### YOUR GOAL
Extract the full listing verbatim and drop any pictures from your copy.

— BEGIN MATERIAL PROVIDED —

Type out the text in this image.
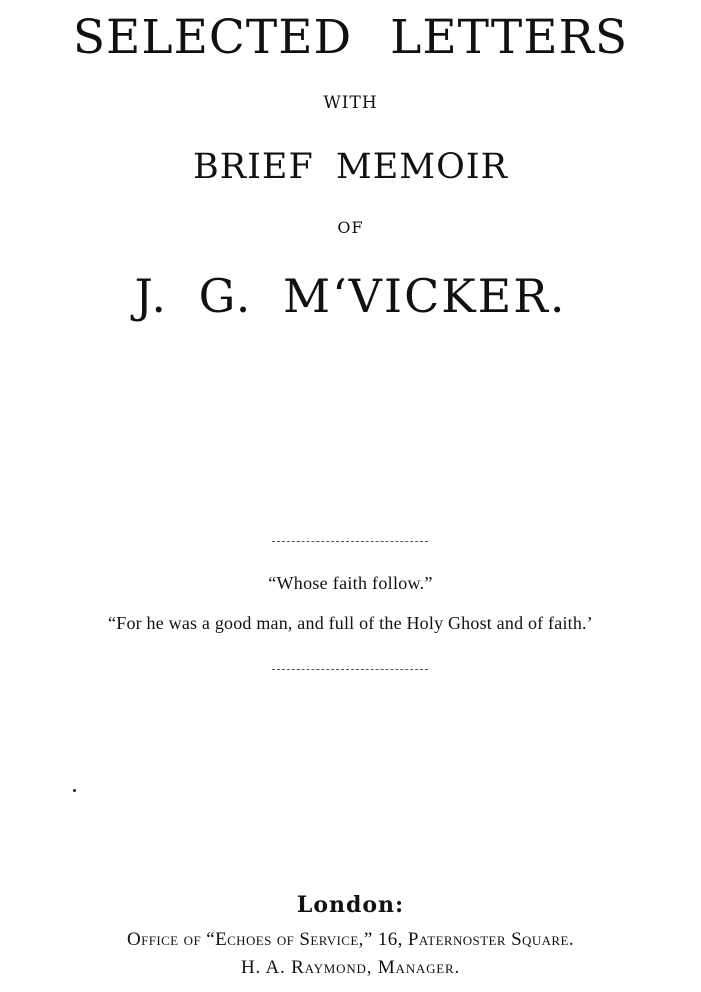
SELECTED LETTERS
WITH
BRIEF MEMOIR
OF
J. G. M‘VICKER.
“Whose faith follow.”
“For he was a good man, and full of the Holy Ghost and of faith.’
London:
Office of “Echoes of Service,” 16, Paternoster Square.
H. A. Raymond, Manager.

— END MATERIAL PROVIDED —

### REPLY TO THE TASK
Type out the text in this image.
SELECTED LETTERS
WITH
BRIEF MEMOIR
OF
J. G. M‘VICKER.
“Whose faith follow.”
“For he was a good man, and full of the Holy Ghost and of faith.’
London:
Office of “Echoes of Service,” 16, Paternoster Square.
H. A. Raymond, Manager.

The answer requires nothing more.